(Stored items from a collection)
======

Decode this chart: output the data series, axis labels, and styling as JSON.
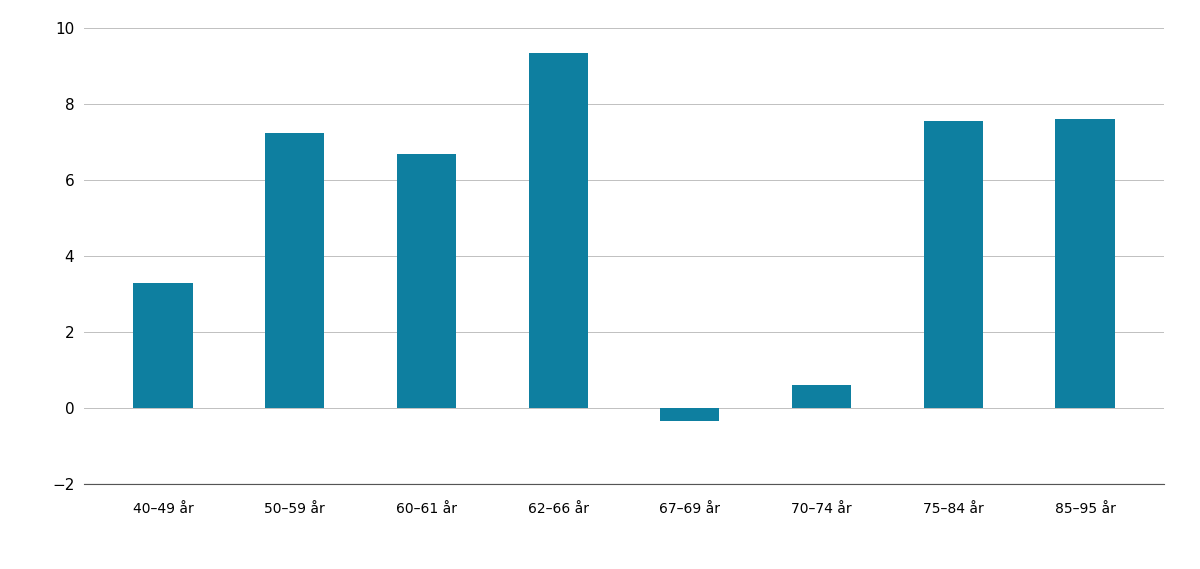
{
  "categories": [
    "40–49 år",
    "50–59 år",
    "60–61 år",
    "62–66 år",
    "67–69 år",
    "70–74 år",
    "75–84 år",
    "85–95 år"
  ],
  "values": [
    3.3,
    7.25,
    6.7,
    9.35,
    -0.35,
    0.6,
    7.55,
    7.6
  ],
  "bar_color": "#0e7fa0",
  "ylim": [
    -2,
    10
  ],
  "yticks": [
    -2,
    0,
    2,
    4,
    6,
    8,
    10
  ],
  "background_color": "#ffffff",
  "grid_color": "#c0c0c0",
  "bar_width": 0.45
}
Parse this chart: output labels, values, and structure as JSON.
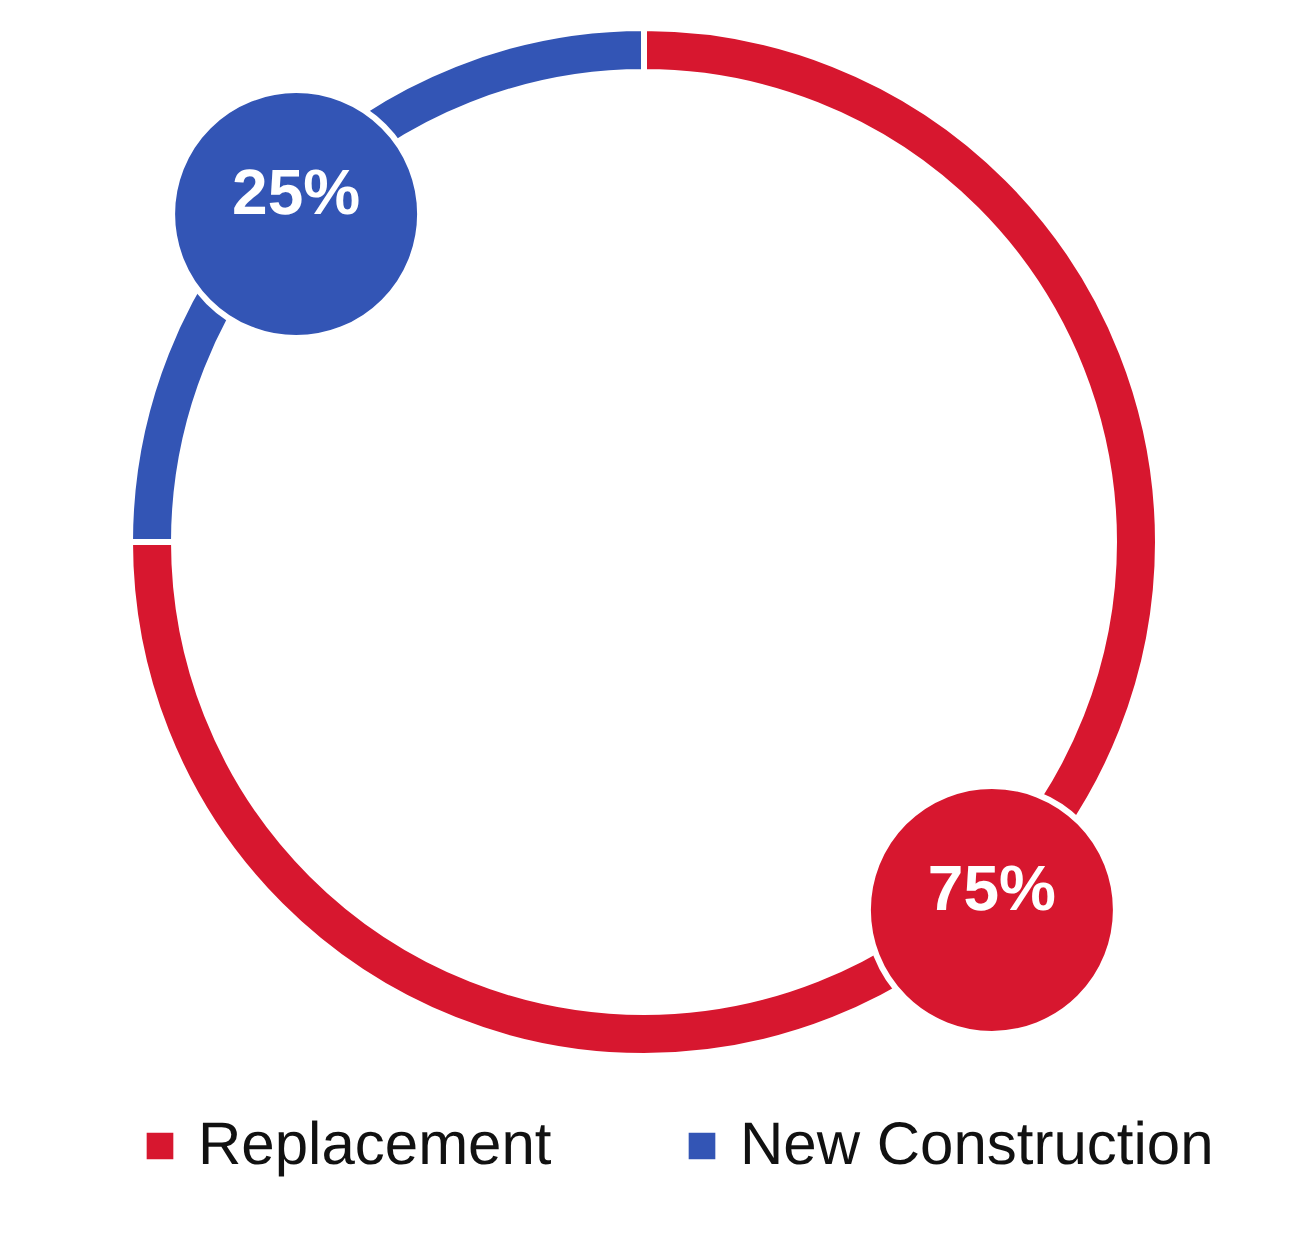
{
  "chart_data": {
    "type": "donut",
    "categories": [
      "Replacement",
      "New Construction"
    ],
    "values": [
      75,
      25
    ],
    "colors": [
      "#d7172f",
      "#3355b5"
    ],
    "value_labels": [
      "75%",
      "25%"
    ],
    "legend": "bottom"
  }
}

======

## PROBLEM TO SOLVE
Reproduce verbatim, and only, the lines starting at the one that contains "Parse this chart: output" and ending with the final line of the records; leave out the pictures.

## FINISHED ANSWER
Parse this chart: output labels, values, and structure as JSON.
{
  "chart_data": {
    "type": "donut",
    "categories": [
      "Replacement",
      "New Construction"
    ],
    "values": [
      75,
      25
    ],
    "colors": [
      "#d7172f",
      "#3355b5"
    ],
    "value_labels": [
      "75%",
      "25%"
    ],
    "legend": "bottom"
  }
}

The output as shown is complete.